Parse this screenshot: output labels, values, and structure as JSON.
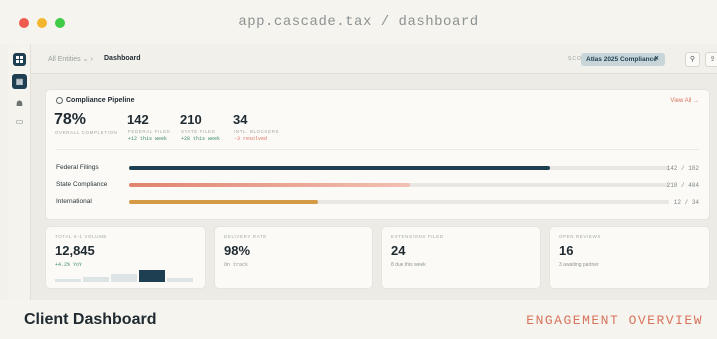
{
  "window": {
    "url": "app.cascade.tax / dashboard"
  },
  "topbar": {
    "breadcrumb_root": "All Entities",
    "breadcrumb_current": "Dashboard",
    "scope_label": "SCOPE",
    "scope_value": "Atlas 2025 Compliance"
  },
  "pipeline": {
    "title": "Compliance Pipeline",
    "view_all": "View All",
    "stats": [
      {
        "value": "78%",
        "label": "OVERALL COMPLETION",
        "delta": ""
      },
      {
        "value": "142",
        "label": "FEDERAL FILED",
        "delta": "+12 this week"
      },
      {
        "value": "210",
        "label": "STATE FILED",
        "delta": "+28 this week"
      },
      {
        "value": "34",
        "label": "INTL. BLOCKERS",
        "delta": "-3 resolved"
      }
    ],
    "rows": [
      {
        "label": "Federal Filings",
        "value": "142 / 182",
        "progress": 0.78,
        "color": "#1e3f52"
      },
      {
        "label": "State Compliance",
        "value": "210 / 404",
        "progress": 0.52,
        "color": "#e0836e"
      },
      {
        "label": "International",
        "value": "12 / 34",
        "progress": 0.35,
        "color": "#d49a45"
      }
    ]
  },
  "metrics": [
    {
      "label": "TOTAL K-1 VOLUME",
      "value": "12,845",
      "sub": "+4.2% YoY"
    },
    {
      "label": "DELIVERY RATE",
      "value": "98%",
      "sub": "On track"
    },
    {
      "label": "EXTENSIONS FILED",
      "value": "24",
      "sub": "8 due this week"
    },
    {
      "label": "OPEN REVIEWS",
      "value": "16",
      "sub": "3 awaiting partner"
    }
  ],
  "footer": {
    "title": "Client Dashboard",
    "tag": "ENGAGEMENT OVERVIEW"
  },
  "colors": {
    "accent": "#1e3f52",
    "coral": "#e0836e",
    "amber": "#d49a45",
    "tag": "#d8735d"
  }
}
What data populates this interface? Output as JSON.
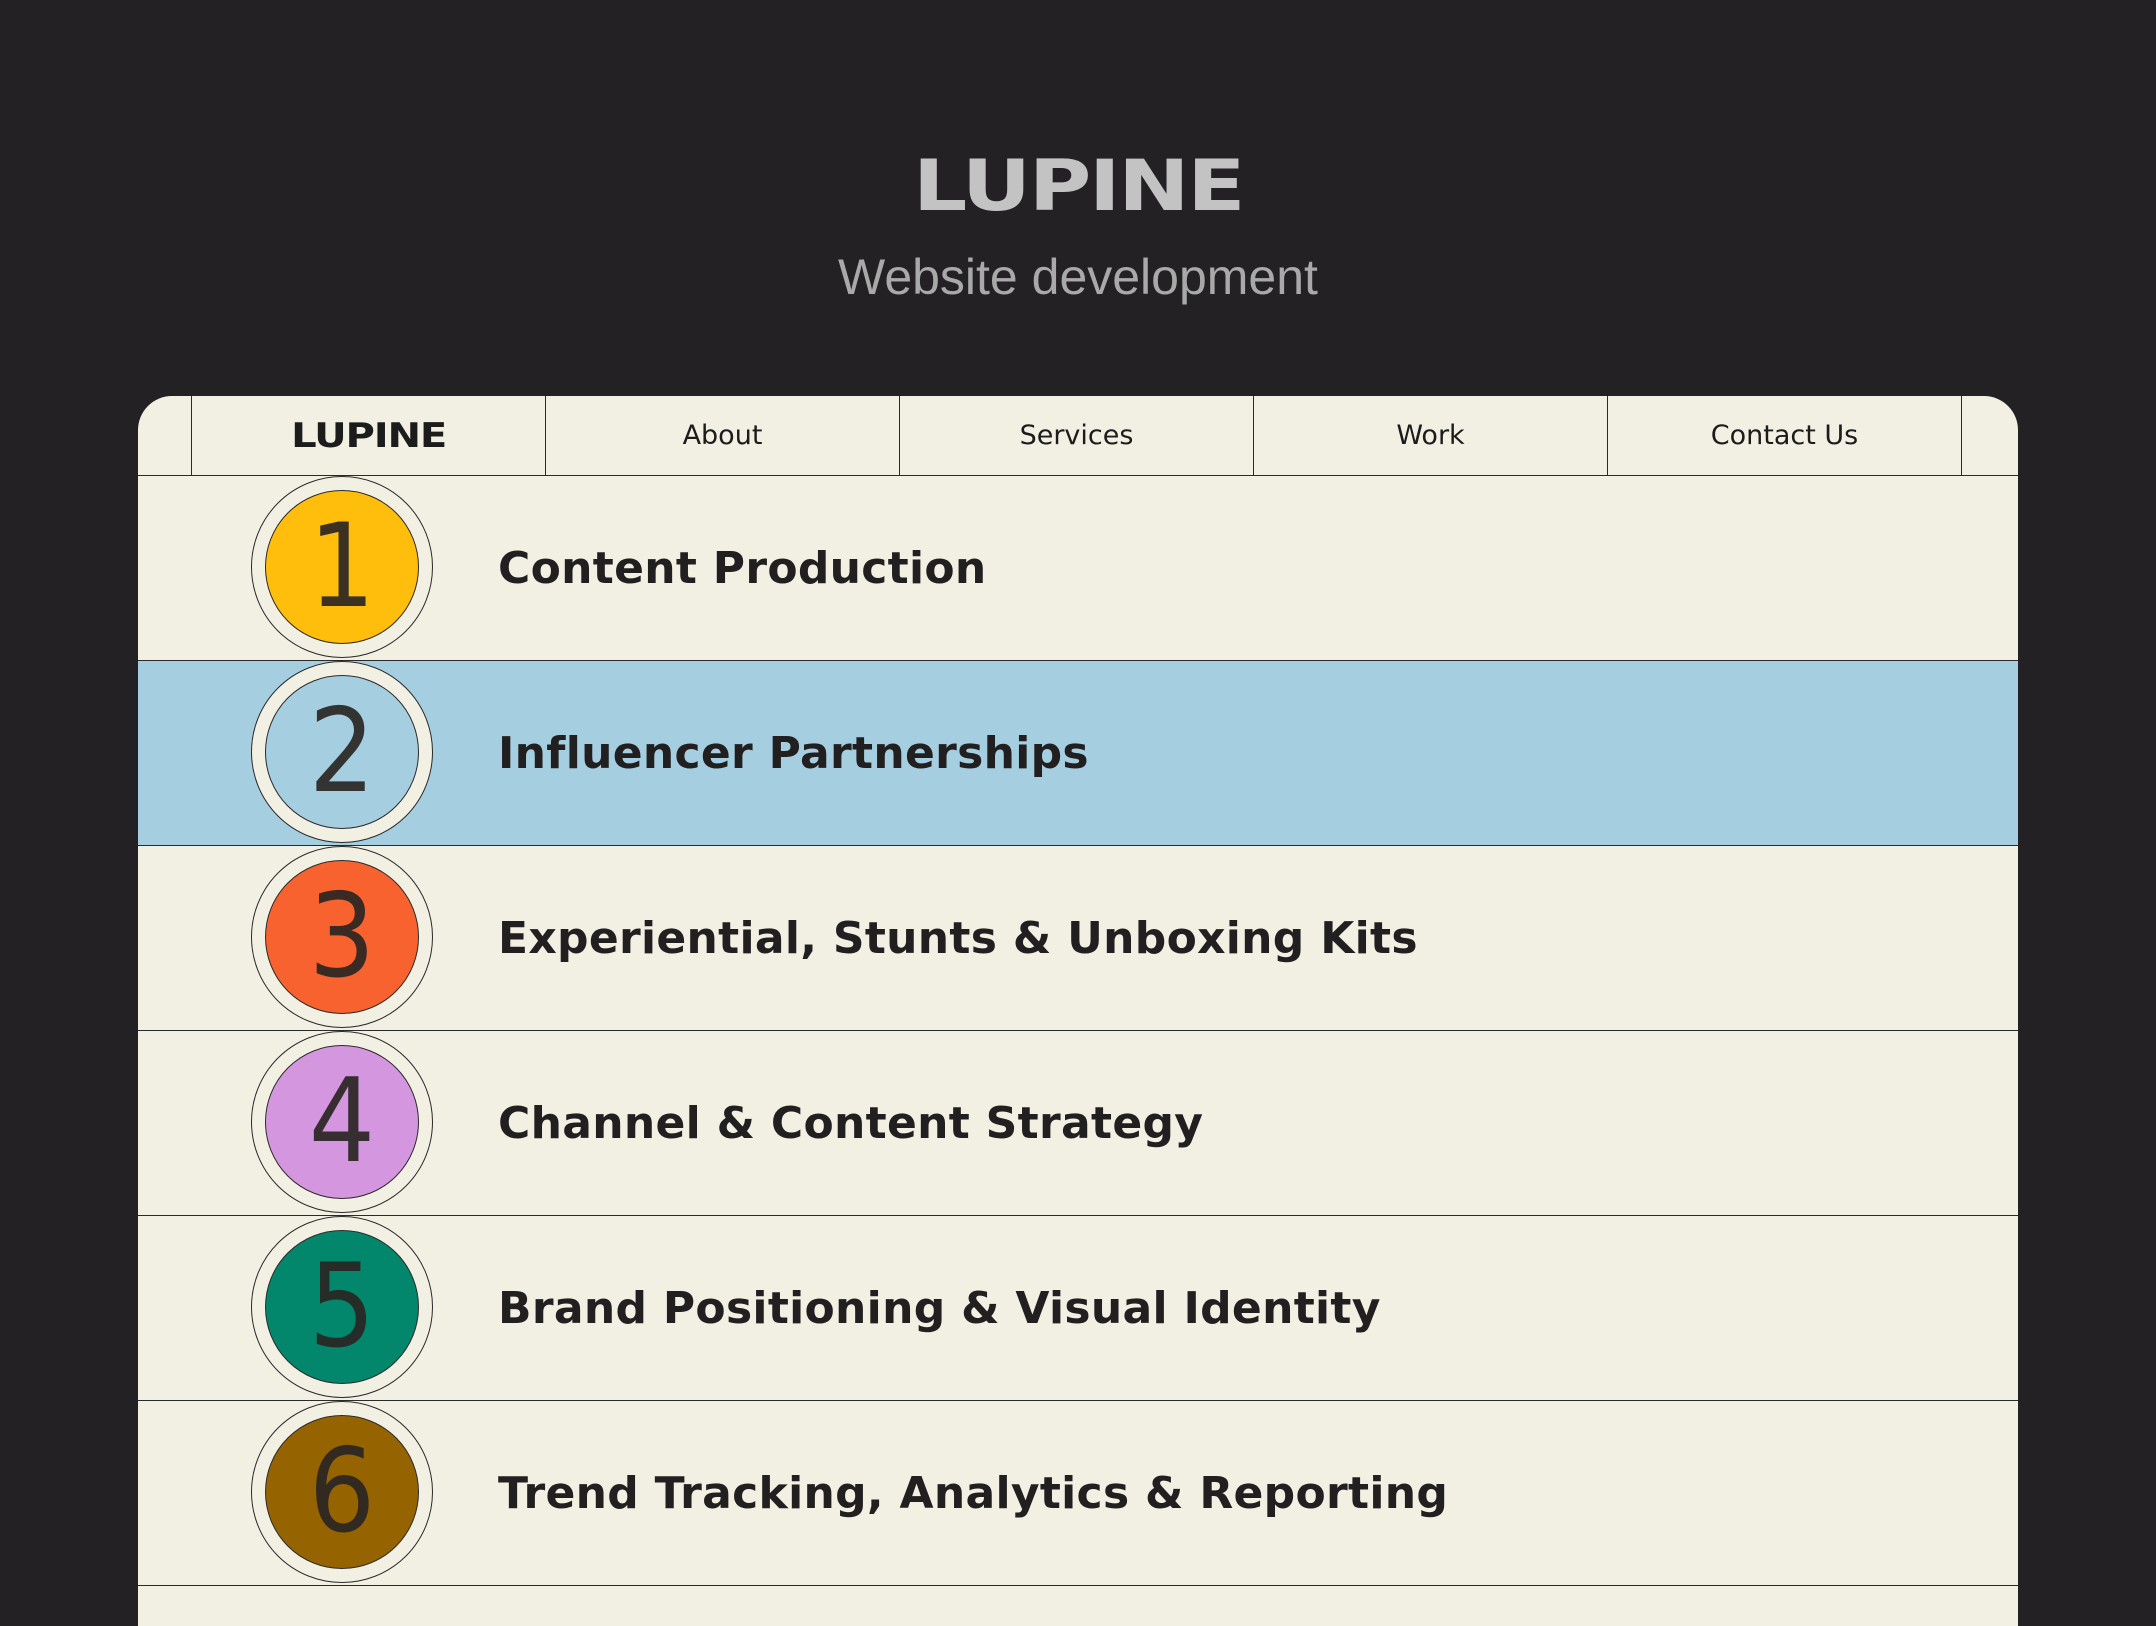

→ TASK REQUIREMENTS:
Find and copy each line above that includes the string "delta".

→ ANSWER BELOW:
        "delta": ""
        "delta": "+12 this week"
        "delta": "+28 this week"
        "delta": "-3 resolved"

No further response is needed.